▸ Your objective
The answer should be a single number: how many lines of the entries below hold the word "Steak".

(Data excerpts)

╔══

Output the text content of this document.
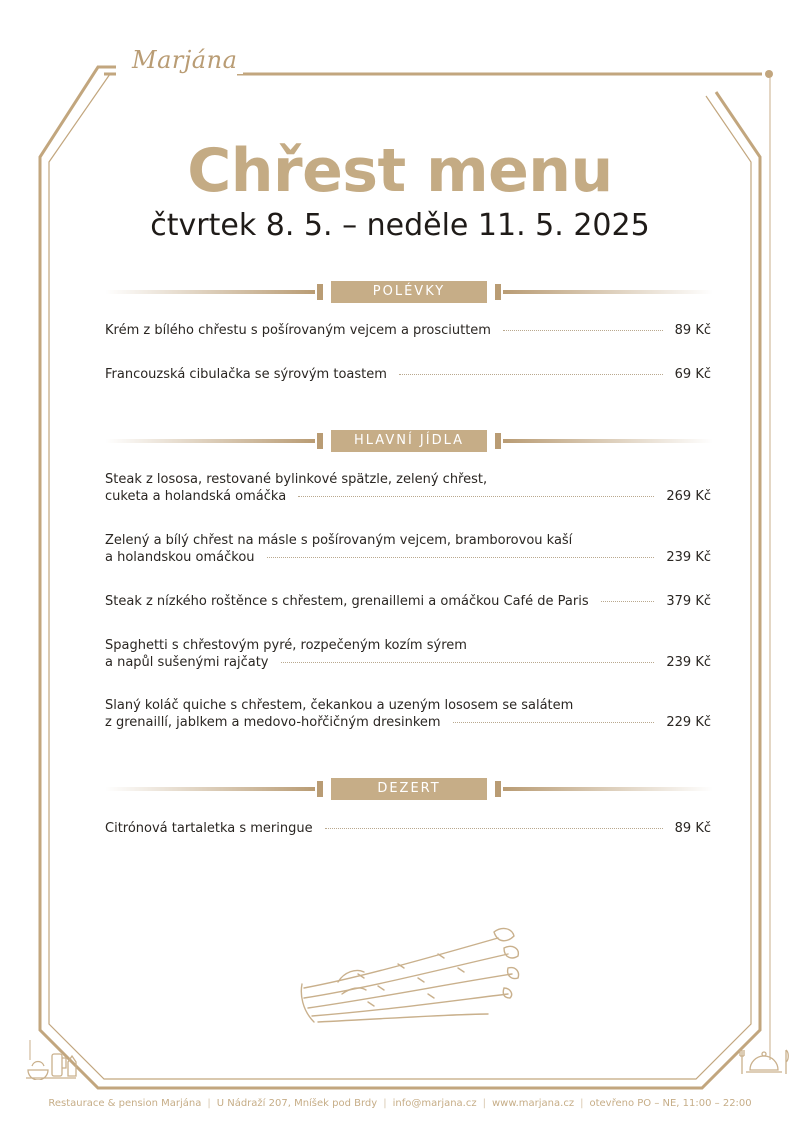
Marjána
Chřest menu
čtvrtek 8. 5. – neděle 11. 5. 2025
POLÉVKY
Krém z bílého chřestu s pošírovaným vejcem a prosciuttem	89 Kč
Francouzská cibulačka se sýrovým toastem	69 Kč
HLAVNÍ JÍDLA
Steak z lososa, restované bylinkové spätzle, zelený chřest,
cuketa a holandská omáčka	269 Kč
Zelený a bílý chřest na másle s pošírovaným vejcem, bramborovou kaší
a holandskou omáčkou	239 Kč
Steak z nízkého roštěnce s chřestem, grenaillemi a omáčkou Café de Paris	379 Kč
Spaghetti s chřestovým pyré, rozpečeným kozím sýrem
a napůl sušenými rajčaty	239 Kč
Slaný koláč quiche s chřestem, čekankou a uzeným lososem se salátem
z grenaillí, jablkem a medovo-hořčičným dresinkem	229 Kč
DEZERT
Citrónová tartaletka s meringue	89 Kč
Restaurace & pension Marjána | U Nádraží 207, Mníšek pod Brdy | info@marjana.cz | www.marjana.cz | otevřeno PO – NE, 11:00 – 22:00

╚══

▸ Solution
2